• _Исходный текст_:
# # #

Недаром в самом начале доклада он вспомнил драгоценный завет, услышанный им на первых шагах кинематографического пути от старого оператора, «папы» Козловского:
«Я тебе, Сашко, даю золотое правило: не иди на компромисс… Пойдешь на компромисс на пятак — он вырастет в сто рублей, и ты уже не будешь знать, как потом выкарабкаться».
Это был словно эпиграф к докладу, и Довженко тут же подчеркнул его признанием:
— Этого правила я придерживаюсь и до сих пор и, очевидно, буду придерживаться всю жизнь.
Одну из самых неотступных своих мыслей он выразил так:
— Ни таланта, ни гениальности, ни отваги, ни смелости, ни преданности делу революции, ни любви к рабочему классу и партии, ведущей нас в победоносное социалистическое наступление, оказывается, недостаточно, чтобы быть в нашей стране подлинным художником, чтобы утверждать свой класс в бытии, то есть во времени. Надобно владеть еще одним важным специфическим оружием — знанием…
Большое и всеобъемлющее знание, — продолжал он развивать эту мысль, — знание всех деталей, роли каждой детали, умение каждую деталь учесть, усвоить, направить — вот сумма категорий, обозначающих большой интеграл исторической? мышления. Знания рождают ту единственную в мире силу, какая позволяет нам сегодня смотреть в будущее не уэллсовскими подслеповатыми глазами, но очами смелыми и радостными, очами победителей.

# # #

• _Записи_:
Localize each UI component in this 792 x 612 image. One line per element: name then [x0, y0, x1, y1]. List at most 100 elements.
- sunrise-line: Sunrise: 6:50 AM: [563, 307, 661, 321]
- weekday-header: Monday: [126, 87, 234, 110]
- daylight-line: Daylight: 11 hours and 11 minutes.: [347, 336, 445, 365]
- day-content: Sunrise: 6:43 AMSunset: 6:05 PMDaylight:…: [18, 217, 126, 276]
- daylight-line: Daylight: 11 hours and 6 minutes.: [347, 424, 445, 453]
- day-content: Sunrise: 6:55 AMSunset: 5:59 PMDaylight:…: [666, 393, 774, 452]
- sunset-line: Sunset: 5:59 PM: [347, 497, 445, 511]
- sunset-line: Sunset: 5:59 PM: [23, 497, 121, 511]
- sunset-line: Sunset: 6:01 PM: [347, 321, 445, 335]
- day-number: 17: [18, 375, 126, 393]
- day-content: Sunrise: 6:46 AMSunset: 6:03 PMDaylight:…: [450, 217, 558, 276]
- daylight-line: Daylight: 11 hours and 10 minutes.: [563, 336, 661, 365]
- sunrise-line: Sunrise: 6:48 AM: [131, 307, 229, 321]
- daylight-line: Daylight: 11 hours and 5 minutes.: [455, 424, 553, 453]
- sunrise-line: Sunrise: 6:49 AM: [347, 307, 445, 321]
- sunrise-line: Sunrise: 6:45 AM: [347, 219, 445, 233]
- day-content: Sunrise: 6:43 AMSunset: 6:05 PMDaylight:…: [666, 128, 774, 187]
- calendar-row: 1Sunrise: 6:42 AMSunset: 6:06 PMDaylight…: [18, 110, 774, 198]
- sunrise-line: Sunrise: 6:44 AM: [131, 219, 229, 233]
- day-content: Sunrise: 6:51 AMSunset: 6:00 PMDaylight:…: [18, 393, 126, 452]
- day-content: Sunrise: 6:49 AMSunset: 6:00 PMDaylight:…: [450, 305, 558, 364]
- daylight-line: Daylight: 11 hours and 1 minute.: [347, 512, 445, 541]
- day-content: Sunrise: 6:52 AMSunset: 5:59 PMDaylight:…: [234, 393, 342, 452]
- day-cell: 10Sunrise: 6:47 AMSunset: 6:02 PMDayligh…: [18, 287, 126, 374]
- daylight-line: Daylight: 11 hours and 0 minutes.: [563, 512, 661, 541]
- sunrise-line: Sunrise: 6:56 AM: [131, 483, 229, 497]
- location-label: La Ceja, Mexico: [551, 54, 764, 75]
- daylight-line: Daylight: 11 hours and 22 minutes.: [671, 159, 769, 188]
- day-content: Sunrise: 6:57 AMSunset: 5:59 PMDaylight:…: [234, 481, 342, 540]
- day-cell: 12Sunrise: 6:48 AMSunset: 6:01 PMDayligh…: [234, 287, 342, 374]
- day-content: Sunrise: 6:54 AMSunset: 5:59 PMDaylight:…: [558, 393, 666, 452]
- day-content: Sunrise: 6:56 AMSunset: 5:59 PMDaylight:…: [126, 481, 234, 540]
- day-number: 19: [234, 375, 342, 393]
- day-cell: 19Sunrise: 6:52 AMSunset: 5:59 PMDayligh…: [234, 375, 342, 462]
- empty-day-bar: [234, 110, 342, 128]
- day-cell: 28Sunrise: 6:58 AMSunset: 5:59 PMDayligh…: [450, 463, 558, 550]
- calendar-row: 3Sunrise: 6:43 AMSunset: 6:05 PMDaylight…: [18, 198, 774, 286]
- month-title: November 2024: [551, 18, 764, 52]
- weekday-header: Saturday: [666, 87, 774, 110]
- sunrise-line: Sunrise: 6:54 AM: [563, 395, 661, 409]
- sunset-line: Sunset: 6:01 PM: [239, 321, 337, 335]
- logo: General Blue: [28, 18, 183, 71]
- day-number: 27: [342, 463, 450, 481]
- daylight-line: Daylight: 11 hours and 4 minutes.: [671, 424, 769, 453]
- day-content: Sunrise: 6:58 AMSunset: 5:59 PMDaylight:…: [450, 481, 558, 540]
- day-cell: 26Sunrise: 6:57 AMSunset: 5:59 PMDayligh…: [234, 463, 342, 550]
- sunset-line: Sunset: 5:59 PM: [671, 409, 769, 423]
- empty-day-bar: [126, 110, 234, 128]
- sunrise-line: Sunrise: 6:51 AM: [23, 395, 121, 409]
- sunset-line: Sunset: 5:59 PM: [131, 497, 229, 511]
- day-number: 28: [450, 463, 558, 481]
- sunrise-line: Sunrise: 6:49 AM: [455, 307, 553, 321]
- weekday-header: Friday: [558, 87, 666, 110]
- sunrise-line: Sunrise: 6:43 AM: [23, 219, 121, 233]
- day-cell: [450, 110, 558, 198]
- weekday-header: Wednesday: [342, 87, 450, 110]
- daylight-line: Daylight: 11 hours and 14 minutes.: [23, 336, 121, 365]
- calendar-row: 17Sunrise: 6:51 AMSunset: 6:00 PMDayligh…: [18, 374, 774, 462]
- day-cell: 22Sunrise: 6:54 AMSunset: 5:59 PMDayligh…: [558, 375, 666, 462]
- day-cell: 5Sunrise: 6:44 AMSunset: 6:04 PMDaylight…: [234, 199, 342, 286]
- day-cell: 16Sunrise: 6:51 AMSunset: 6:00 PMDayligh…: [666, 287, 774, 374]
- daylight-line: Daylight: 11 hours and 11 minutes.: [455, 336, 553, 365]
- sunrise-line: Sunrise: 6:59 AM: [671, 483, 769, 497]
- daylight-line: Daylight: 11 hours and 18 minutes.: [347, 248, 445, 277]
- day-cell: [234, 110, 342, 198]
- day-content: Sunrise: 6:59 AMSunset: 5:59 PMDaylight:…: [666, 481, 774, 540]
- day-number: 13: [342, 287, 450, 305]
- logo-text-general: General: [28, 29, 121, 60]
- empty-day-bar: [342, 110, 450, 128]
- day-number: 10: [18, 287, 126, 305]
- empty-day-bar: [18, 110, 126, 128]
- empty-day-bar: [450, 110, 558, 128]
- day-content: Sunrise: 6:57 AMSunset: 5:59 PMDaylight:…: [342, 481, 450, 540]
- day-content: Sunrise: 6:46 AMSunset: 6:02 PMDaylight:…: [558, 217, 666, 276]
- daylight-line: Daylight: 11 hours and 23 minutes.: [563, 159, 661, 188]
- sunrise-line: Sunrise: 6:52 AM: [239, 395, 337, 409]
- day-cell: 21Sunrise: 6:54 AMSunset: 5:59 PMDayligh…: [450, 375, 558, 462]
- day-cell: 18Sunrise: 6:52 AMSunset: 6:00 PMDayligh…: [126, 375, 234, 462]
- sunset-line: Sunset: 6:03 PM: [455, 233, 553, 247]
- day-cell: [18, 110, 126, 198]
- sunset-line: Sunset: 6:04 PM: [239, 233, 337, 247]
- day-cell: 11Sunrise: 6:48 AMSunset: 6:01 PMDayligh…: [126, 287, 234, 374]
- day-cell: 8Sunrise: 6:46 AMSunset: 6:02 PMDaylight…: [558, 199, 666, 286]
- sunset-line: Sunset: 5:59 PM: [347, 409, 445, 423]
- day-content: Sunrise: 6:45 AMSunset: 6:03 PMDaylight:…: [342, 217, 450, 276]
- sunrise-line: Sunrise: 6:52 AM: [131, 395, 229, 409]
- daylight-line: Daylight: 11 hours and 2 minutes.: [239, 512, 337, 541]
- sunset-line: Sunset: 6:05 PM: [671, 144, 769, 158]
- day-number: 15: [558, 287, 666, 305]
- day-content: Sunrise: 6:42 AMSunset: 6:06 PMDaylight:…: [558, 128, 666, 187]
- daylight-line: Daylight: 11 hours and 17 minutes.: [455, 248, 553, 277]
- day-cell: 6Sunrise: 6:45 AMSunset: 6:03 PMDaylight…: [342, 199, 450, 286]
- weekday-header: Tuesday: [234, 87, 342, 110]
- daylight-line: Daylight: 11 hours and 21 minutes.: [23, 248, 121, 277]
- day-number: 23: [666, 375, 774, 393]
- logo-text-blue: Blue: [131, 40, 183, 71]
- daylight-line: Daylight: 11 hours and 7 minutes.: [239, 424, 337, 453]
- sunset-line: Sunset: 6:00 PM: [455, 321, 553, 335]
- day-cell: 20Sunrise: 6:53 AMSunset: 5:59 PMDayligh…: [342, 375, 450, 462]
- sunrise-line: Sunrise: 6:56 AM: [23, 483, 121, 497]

# # #

• _Задания_:
A) Перечислите все качества, которых, по словам Довженко в тексте о его докладе, недостаточно, чтобы быть подлинным художником.
B) Продолжите текст о докладе Довженко, начав сразу после его последнего предложения.

• _Ответы_:
A) Талант, гениальность, отвага, смелость, преданность делу революции, любовь к рабочему классу и партии.

B)
Это была декларация бескомпромиссного художника, до конца определившего свой путь и не намеренного никуда с этого пути сворачивать.
— Наша работа, работа художников Советской страны, создающих искусство синтетическое, позитивное, основывается на «да», на утверждении: «Поднимаю, вдохновляю, учу». Однако нередко наше «да» оказывается жалким поддакиванием, запоздалым комментарием к мероприятиям, уже осуществленным партией и правительством несколько лет назад… А как надо понимать наше творческое «да»? Я не хочу сказать, что мы не должны быть иллюстраторами мероприятий, осуществленных партией и правительством несколько лет назад. Но я утверждаю, что недостаточно быть иллюстратором. Я мечтаю о художнике, который написал бы роман. Этот роман прочитали бы в Политбюро и приняли бы такое постановление: «Начиная с завтрашнего дня этот роман осуществить в жизни, пусть он послужит как бы сценарием для жизни…» Такого художника у нас, товарищи, еще нет, но идеал наш, товарищи, все-таки в том, чтоб стать таким художником…
В его глазах настоящий художник всегда был также и социальным реформатором. Потому и в искусстве Довженко считал наиболее важным не саму по себе способность приносить эстетическое наслаждение, но и органическое сочетание этой способности с действенным соучастием в перестройке мира.
Над «Аэроградом» Довженко работал самозабвенно, со счастливой верой в то, что в новом фильме он на самом деле сумеет показать эскиз завтрашнего дня, оживить то видение близкого будущего, какое намечал он, впервые очутившись у берегов Великого океана. Он вспоминал обстоятельства съемочной работы в небольшой статье, написанной незадолго до окончания фильма:
«…Во Владивостоке я оставил группу и поехал в глубь Приморья выбирать место для съемок. Ехали на нашей полуторке. Машину вел комсомолец-красноармеец.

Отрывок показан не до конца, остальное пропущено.